Record excerpts -
-*-*-
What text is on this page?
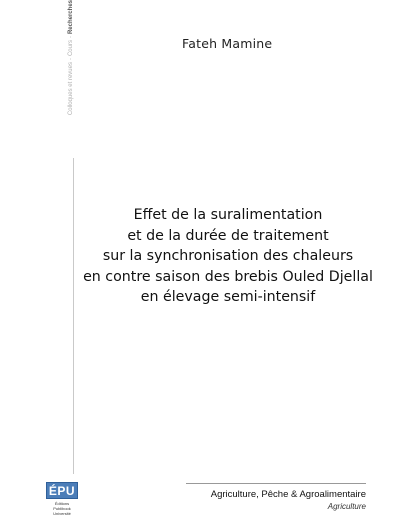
Colloques et revues
-
Cours
-
Recherches
Fateh Mamine
Effet de la suralimentation
et de la durée de traitement
sur la synchronisation des chaleurs
en contre saison des brebis Ouled Djellal
en élevage semi-intensif
ÉPU
Éditions Publibook
Université
Agriculture, Pêche & Agroalimentaire
Agriculture
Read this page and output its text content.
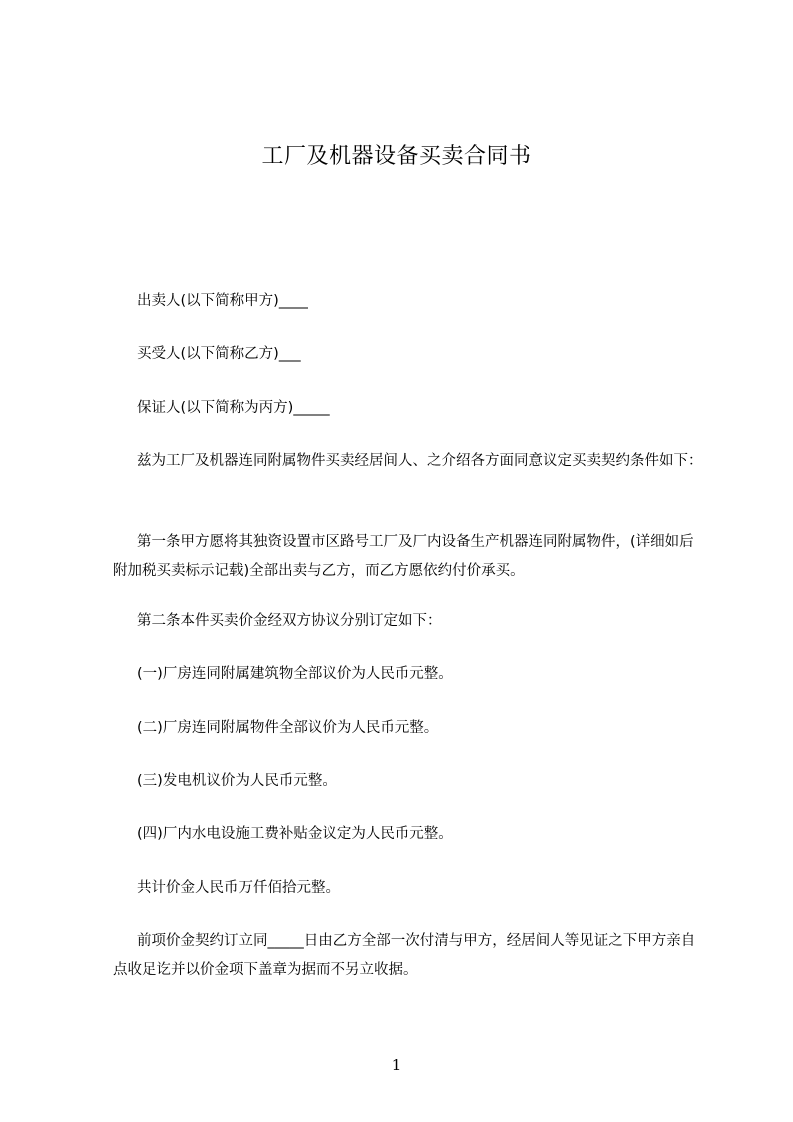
工厂及机器设备买卖合同书
出卖人(以下简称甲方)____
买受人(以下简称乙方)___
保证人(以下简称为丙方)_____
兹为工厂及机器连同附属物件买卖经居间人、之介绍各方面同意议定买卖契约条件如下：
第一条甲方愿将其独资设置市区路号工厂及厂内设备生产机器连同附属物件，(详细如后附加税买卖标示记载)全部出卖与乙方，而乙方愿依约付价承买。
第二条本件买卖价金经双方协议分别订定如下：
(一)厂房连同附属建筑物全部议价为人民币元整。
(二)厂房连同附属物件全部议价为人民币元整。
(三)发电机议价为人民币元整。
(四)厂内水电设施工费补贴金议定为人民币元整。
共计价金人民币万仟佰拾元整。
前项价金契约订立同_____日由乙方全部一次付清与甲方，经居间人等见证之下甲方亲自点收足讫并以价金项下盖章为据而不另立收据。
1
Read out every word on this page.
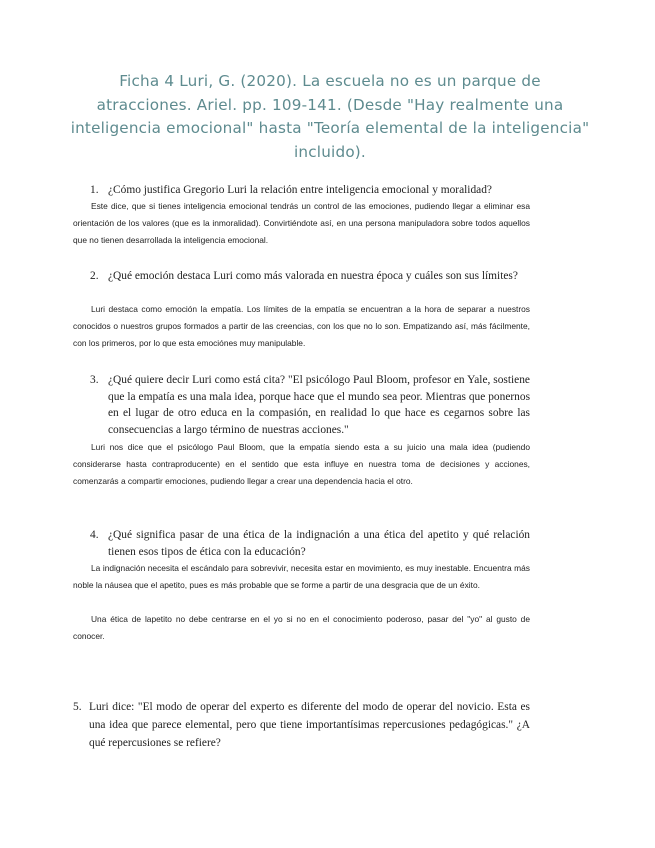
Ficha 4 Luri, G. (2020). La escuela no es un parque de atracciones. Ariel. pp. 109-141. (Desde "Hay realmente una inteligencia emocional" hasta "Teoría elemental de la inteligencia" incluido).
1. ¿Cómo justifica Gregorio Luri la relación entre inteligencia emocional y moralidad?
Este dice, que si tienes inteligencia emocional tendrás un control de las emociones, pudiendo llegar a eliminar esa orientación de los valores (que es la inmoralidad). Convirtiéndote así, en una persona manipuladora sobre todos aquellos que no tienen desarrollada la inteligencia emocional.
2. ¿Qué emoción destaca Luri como más valorada en nuestra época y cuáles son sus límites?
Luri destaca como emoción la empatía. Los límites de la empatía se encuentran a la hora de separar a nuestros conocidos o nuestros grupos formados a partir de las creencias, con los que no lo son. Empatizando así, más fácilmente, con los primeros, por lo que esta emociónes muy manipulable.
3. ¿Qué quiere decir Luri como está cita? "El psicólogo Paul Bloom, profesor en Yale, sostiene que la empatía es una mala idea, porque hace que el mundo sea peor. Mientras que ponernos en el lugar de otro educa en la compasión, en realidad lo que hace es cegarnos sobre las consecuencias a largo término de nuestras acciones."
Luri nos dice que el psicólogo Paul Bloom, que la empatía siendo esta a su juicio una mala idea (pudiendo considerarse hasta contraproducente) en el sentido que esta influye en nuestra toma de decisiones y acciones, comenzarás a compartir emociones, pudiendo llegar a crear una dependencia hacia el otro.
4. ¿Qué significa pasar de una ética de la indignación a una ética del apetito y qué relación tienen esos tipos de ética con la educación?
La indignación necesita el escándalo para sobrevivir, necesita estar en movimiento, es muy inestable. Encuentra más noble la náusea que el apetito, pues es más probable que se forme a partir de una desgracia que de un éxito.
Una ética de lapetito no debe centrarse en el yo si no en el conocimiento poderoso, pasar del "yo" al gusto de conocer.
5. Luri dice: "El modo de operar del experto es diferente del modo de operar del novicio. Esta es una idea que parece elemental, pero que tiene importantísimas repercusiones pedagógicas." ¿A qué repercusiones se refiere?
-*-*-
Aim of the exercise - Each line above that holds the string "mala" should be copied and shown.

Written response -
3. ¿Qué quiere decir Luri como está cita? "El psicólogo Paul Bloom, profesor en Yale, sostiene que la empatía es una mala idea, porque hace que el mundo sea peor. Mientras que ponernos en el lugar de otro educa en la compasión, en realidad lo que hace es cegarnos sobre las consecuencias a largo término de nuestras acciones."
Luri nos dice que el psicólogo Paul Bloom, que la empatía siendo esta a su juicio una mala idea (pudiendo considerarse hasta contraproducente) en el sentido que esta influye en nuestra toma de decisiones y acciones, comenzarás a compartir emociones, pudiendo llegar a crear una dependencia hacia el otro.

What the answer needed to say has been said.